* **Record set**:
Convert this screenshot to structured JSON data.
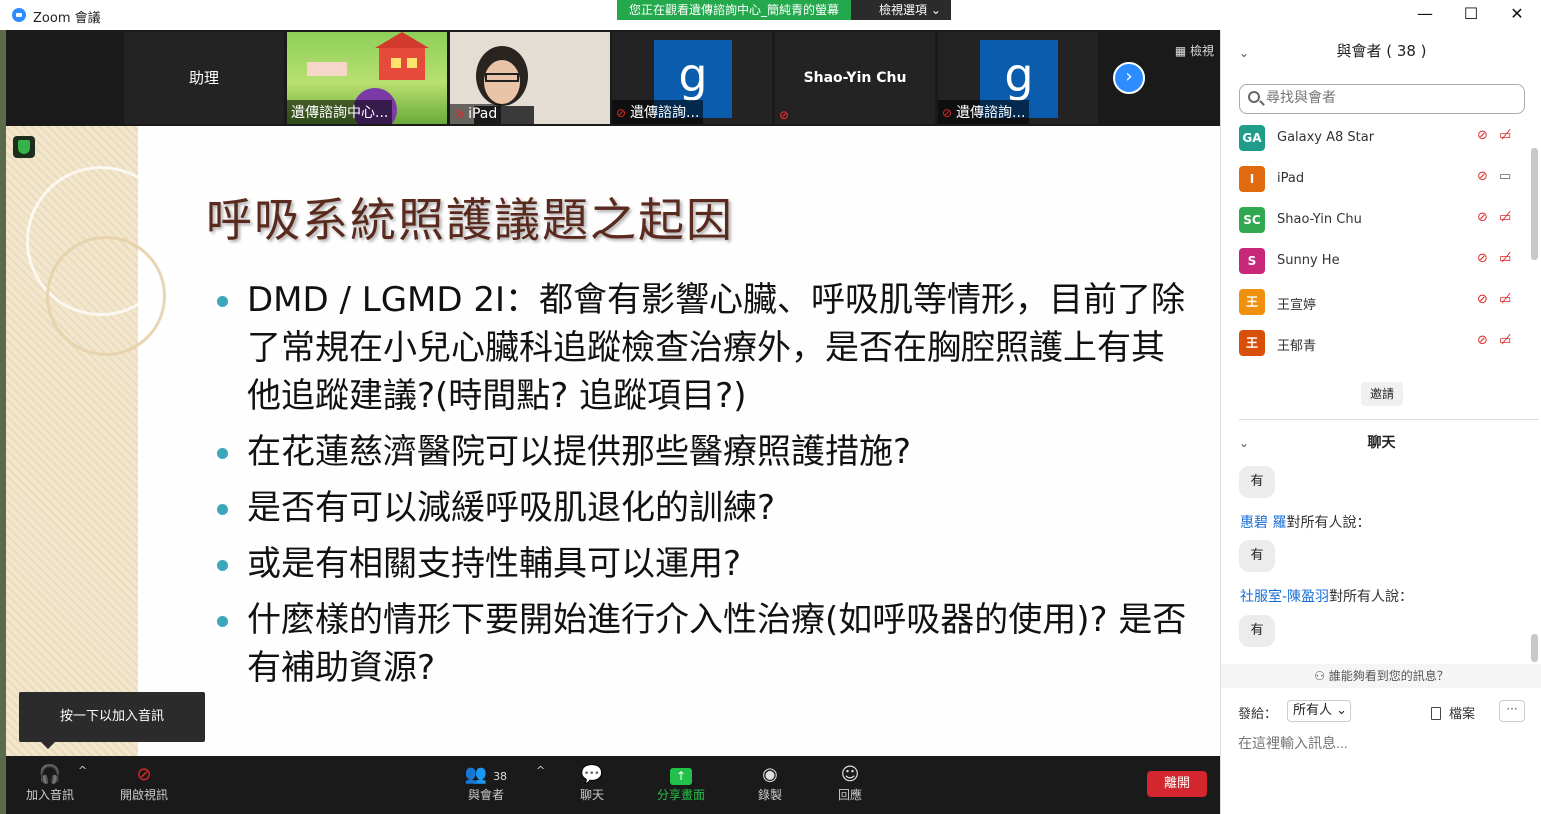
{
  "window": {
    "title": "Zoom 會議",
    "share_notice": "您正在觀看遺傳諮詢中心_簡純青的螢幕",
    "view_options": "檢視選項",
    "minimize": "—",
    "maximize": "☐",
    "close": "✕"
  },
  "video_strip": {
    "tiles": [
      {
        "label": "助理"
      },
      {
        "name": "遺傳諮詢中心..."
      },
      {
        "name": "iPad"
      },
      {
        "name": "遺傳諮詢...",
        "avatar_letter": "g"
      },
      {
        "label": "Shao-Yin Chu"
      },
      {
        "name": "遺傳諮詢...",
        "avatar_letter": "g"
      }
    ],
    "view_label": "檢視",
    "next_icon": "›"
  },
  "slide": {
    "title": "呼吸系統照護議題之起因",
    "bullets": [
      "DMD / LGMD 2I：都會有影響心臟、呼吸肌等情形，目前了除了常規在小兒心臟科追蹤檢查治療外，是否在胸腔照護上有其他追蹤建議?(時間點? 追蹤項目?)",
      "在花蓮慈濟醫院可以提供那些醫療照護措施?",
      "是否有可以減緩呼吸肌退化的訓練?",
      "或是有相關支持性輔具可以運用?",
      "什麼樣的情形下要開始進行介入性治療(如呼吸器的使用)? 是否有補助資源?"
    ]
  },
  "tooltip": "按一下以加入音訊",
  "toolbar": {
    "join_audio": "加入音訊",
    "start_video": "開啟視訊",
    "participants": "與會者",
    "participant_count": "38",
    "chat": "聊天",
    "share": "分享畫面",
    "record": "錄製",
    "reactions": "回應",
    "leave": "離開"
  },
  "participants_panel": {
    "title": "與會者 ( 38 )",
    "search_placeholder": "尋找與會者",
    "list": [
      {
        "initials": "GA",
        "name": "Galaxy A8 Star",
        "color": "#1f9d8a",
        "cam": "off"
      },
      {
        "initials": "I",
        "name": "iPad",
        "color": "#e06a10",
        "cam": "on"
      },
      {
        "initials": "SC",
        "name": "Shao-Yin Chu",
        "color": "#2fa84f",
        "cam": "off"
      },
      {
        "initials": "S",
        "name": "Sunny He",
        "color": "#c8287a",
        "cam": "off"
      },
      {
        "initials": "王",
        "name": "王宣婷",
        "color": "#f0900f",
        "cam": "off"
      },
      {
        "initials": "王",
        "name": "王郁青",
        "color": "#d9500a",
        "cam": "off"
      }
    ],
    "invite": "邀請"
  },
  "chat_panel": {
    "title": "聊天",
    "messages": [
      {
        "text": "有"
      },
      {
        "sender": "惠碧 羅",
        "suffix": "對所有人說：",
        "text": "有"
      },
      {
        "sender": "社服室-陳盈羽",
        "suffix": "對所有人說：",
        "text": "有"
      }
    ],
    "who_can_see": "誰能夠看到您的訊息？",
    "send_to_label": "發給：",
    "send_to_value": "所有人",
    "file_label": "檔案",
    "more": "···",
    "input_placeholder": "在這裡輸入訊息..."
  }
}
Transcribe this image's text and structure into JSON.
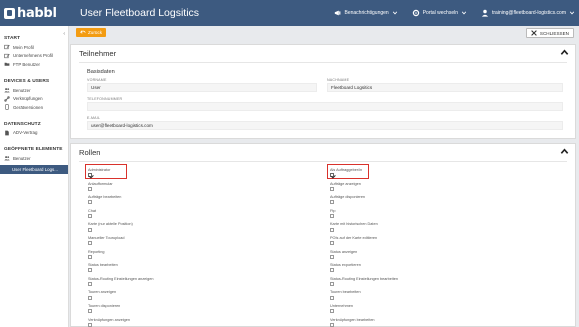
{
  "app": {
    "brand": "habbl",
    "title": "User Fleetboard Logsitics"
  },
  "topbar": {
    "notifications_label": "Benachrichtigungen",
    "portal_switch_label": "Portal wechseln",
    "user_email": "training@fleetboard-logistics.com"
  },
  "sidebar": {
    "sections": [
      {
        "heading": "START",
        "items": [
          {
            "label": "Mein Profil",
            "icon": "edit-icon"
          },
          {
            "label": "Unternehmens Profil",
            "icon": "edit-icon"
          },
          {
            "label": "FTP Benutzer",
            "icon": "folder-icon"
          }
        ]
      },
      {
        "heading": "DEVICES & USERS",
        "items": [
          {
            "label": "Benutzer",
            "icon": "users-icon"
          },
          {
            "label": "Verknüpfungen",
            "icon": "link-icon"
          },
          {
            "label": "Gerätversionen",
            "icon": "device-icon"
          }
        ]
      },
      {
        "heading": "DATENSCHUTZ",
        "items": [
          {
            "label": "ADV-Vertrag",
            "icon": "document-icon"
          }
        ]
      },
      {
        "heading": "GEÖFFNETE ELEMENTE",
        "items": [
          {
            "label": "Benutzer",
            "icon": "users-icon"
          }
        ]
      }
    ],
    "active_item": "User Fleetboard Logs..."
  },
  "actions": {
    "back_label": "Zurück",
    "close_label": "SCHLIESSEN"
  },
  "participant": {
    "title": "Teilnehmer",
    "subtitle": "Basisdaten",
    "fields": {
      "firstname_label": "VORNAME",
      "firstname_value": "User",
      "lastname_label": "NACHNAME",
      "lastname_value": "Fleetboard Logsitics",
      "phone_label": "TELEFONNUMMER",
      "phone_value": "",
      "email_label": "E-MAIL",
      "email_value": "user@fleetboard-logistics.com"
    }
  },
  "roles": {
    "title": "Rollen",
    "left": [
      {
        "label": "Administrator",
        "checked": true
      },
      {
        "label": "Anlaufformular",
        "checked": false
      },
      {
        "label": "Aufträge bearbeiten",
        "checked": false
      },
      {
        "label": "Chat",
        "checked": false
      },
      {
        "label": "Karte (nur aktelle Position)",
        "checked": false
      },
      {
        "label": "Manueller Tourupload",
        "checked": false
      },
      {
        "label": "Reporting",
        "checked": false
      },
      {
        "label": "Status bearbeiten",
        "checked": false
      },
      {
        "label": "Status-Routing Einstellungen anzeigen",
        "checked": false
      },
      {
        "label": "Touren anzeigen",
        "checked": false
      },
      {
        "label": "Touren disponieren",
        "checked": false
      },
      {
        "label": "Verknüpfungen anzeigen",
        "checked": false
      }
    ],
    "right": [
      {
        "label": "Als Auftraggeber/in",
        "checked": true
      },
      {
        "label": "Aufträge anzeigen",
        "checked": false
      },
      {
        "label": "Aufträge disponieren",
        "checked": false
      },
      {
        "label": "Ftp",
        "checked": false
      },
      {
        "label": "Karte mit historischen Daten",
        "checked": false
      },
      {
        "label": "POIs auf der Karte editieren",
        "checked": false
      },
      {
        "label": "Status anzeigen",
        "checked": false
      },
      {
        "label": "Status exportieren",
        "checked": false
      },
      {
        "label": "Status-Routing Einstellungen bearbeiten",
        "checked": false
      },
      {
        "label": "Touren bearbeiten",
        "checked": false
      },
      {
        "label": "Unternehmen",
        "checked": false
      },
      {
        "label": "Verknüpfungen bearbeiten",
        "checked": false
      }
    ]
  },
  "colors": {
    "topbar": "#3d5a80",
    "accent_orange": "#f39c12",
    "highlight_red": "#d9322c"
  }
}
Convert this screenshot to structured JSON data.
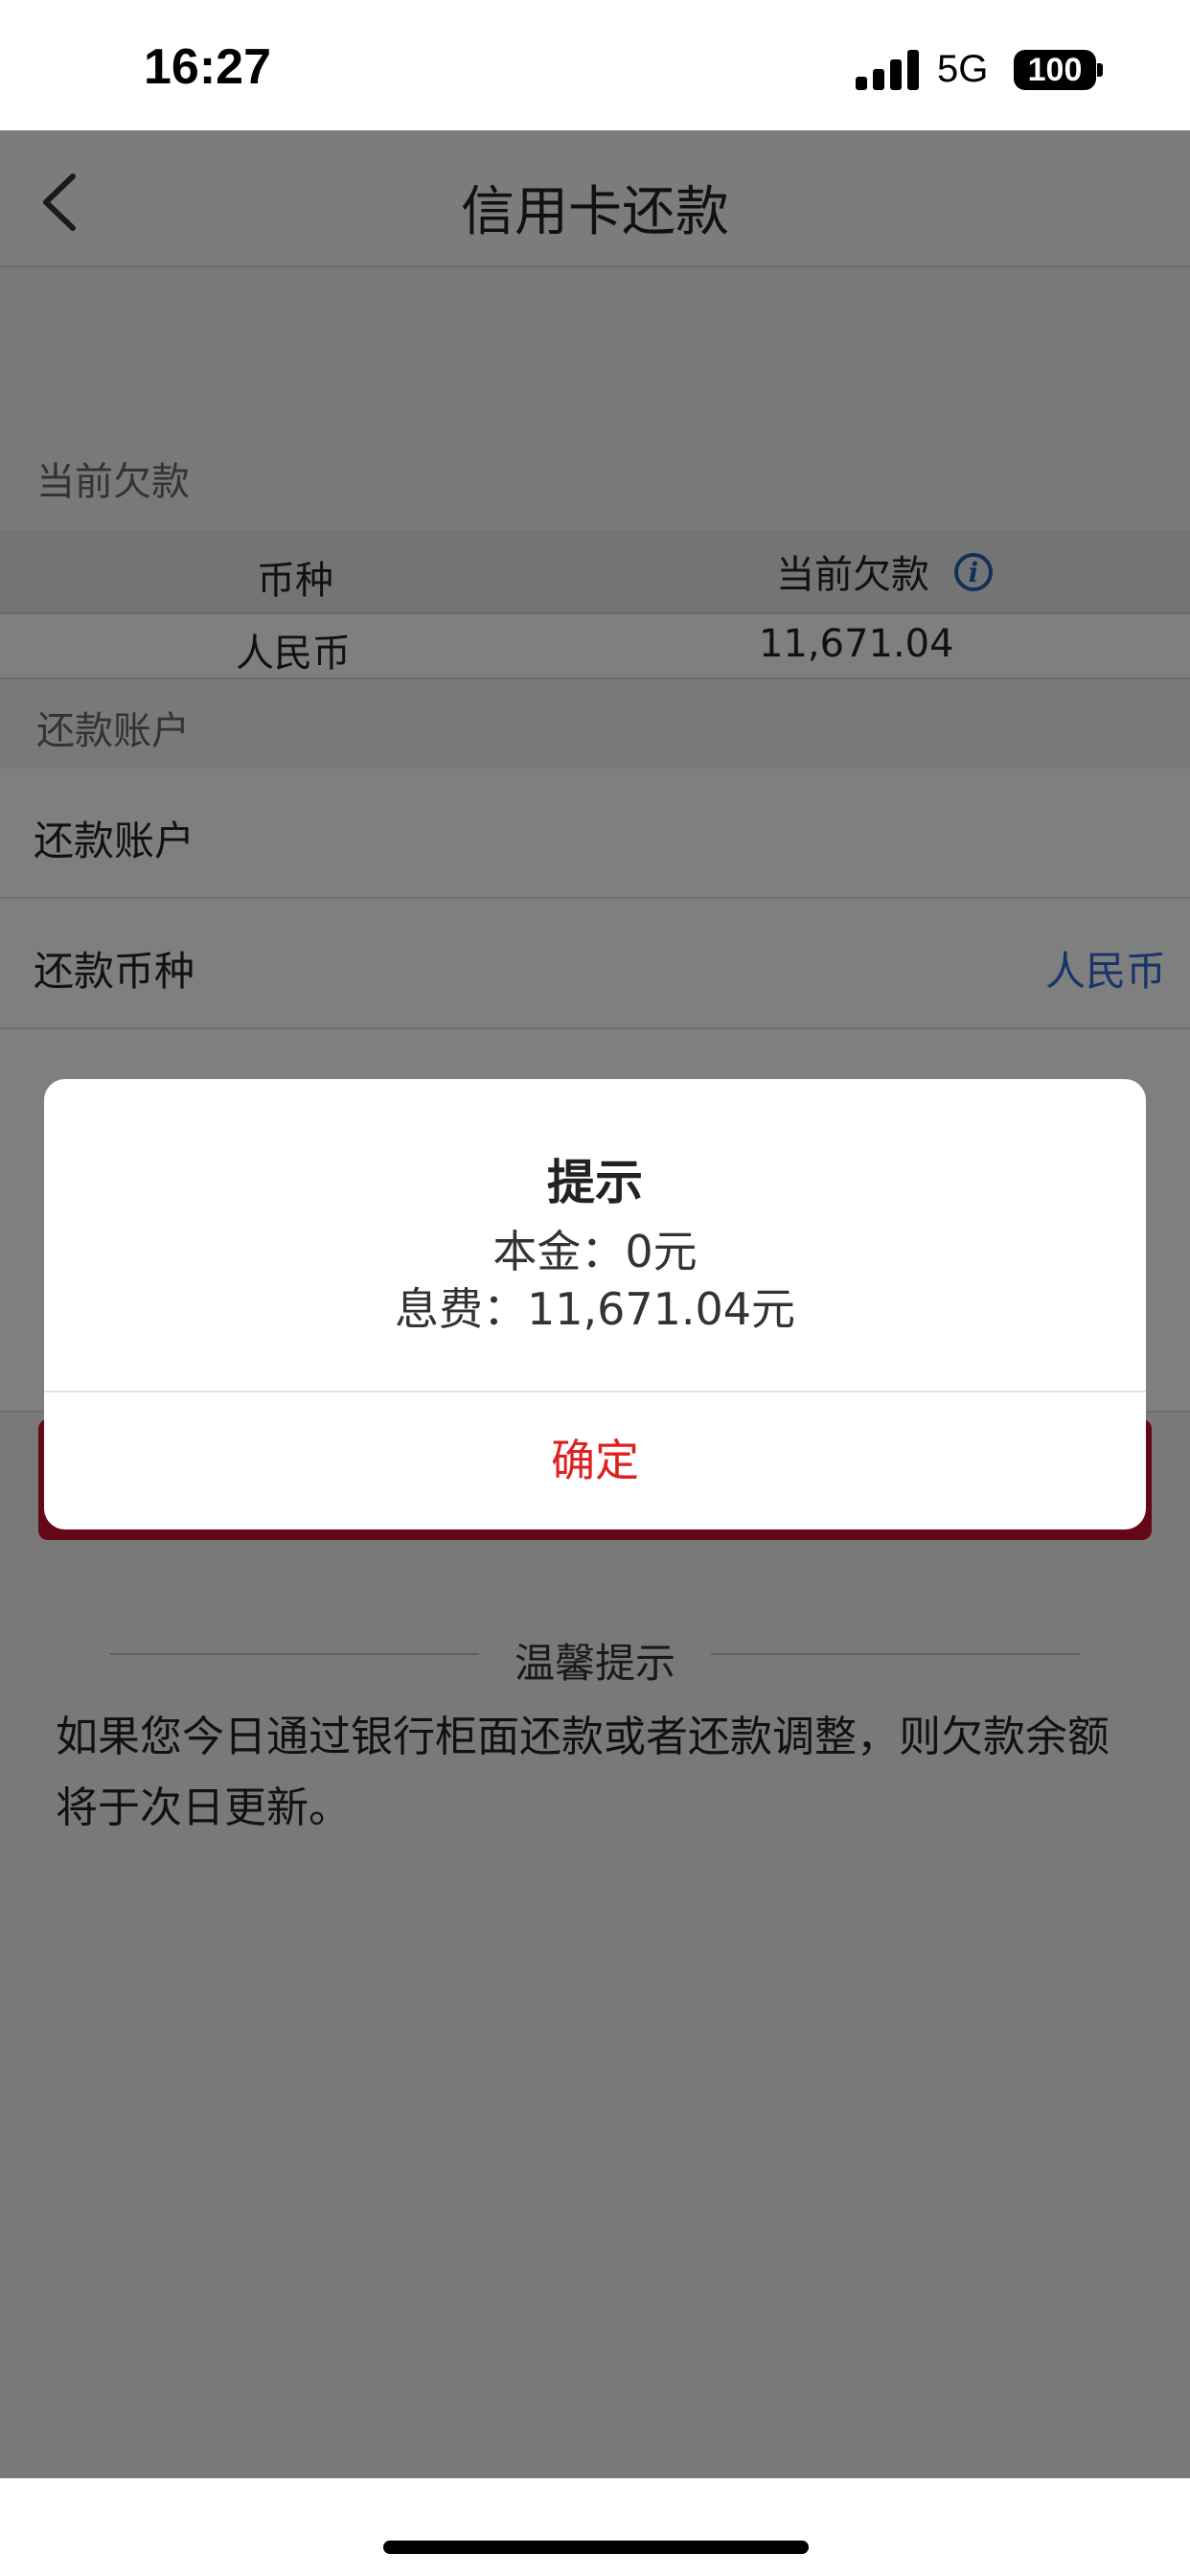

* **Aim**: Scan the listing above for the word "anzeigen" and show each line where it is found.

* **Answer to this problem**:
        "label": "Status-Routing Einstellungen anzeigen",
        "label": "Touren anzeigen",
        "label": "Verknüpfungen anzeigen",
        "label": "Aufträge anzeigen",
        "label": "Status anzeigen",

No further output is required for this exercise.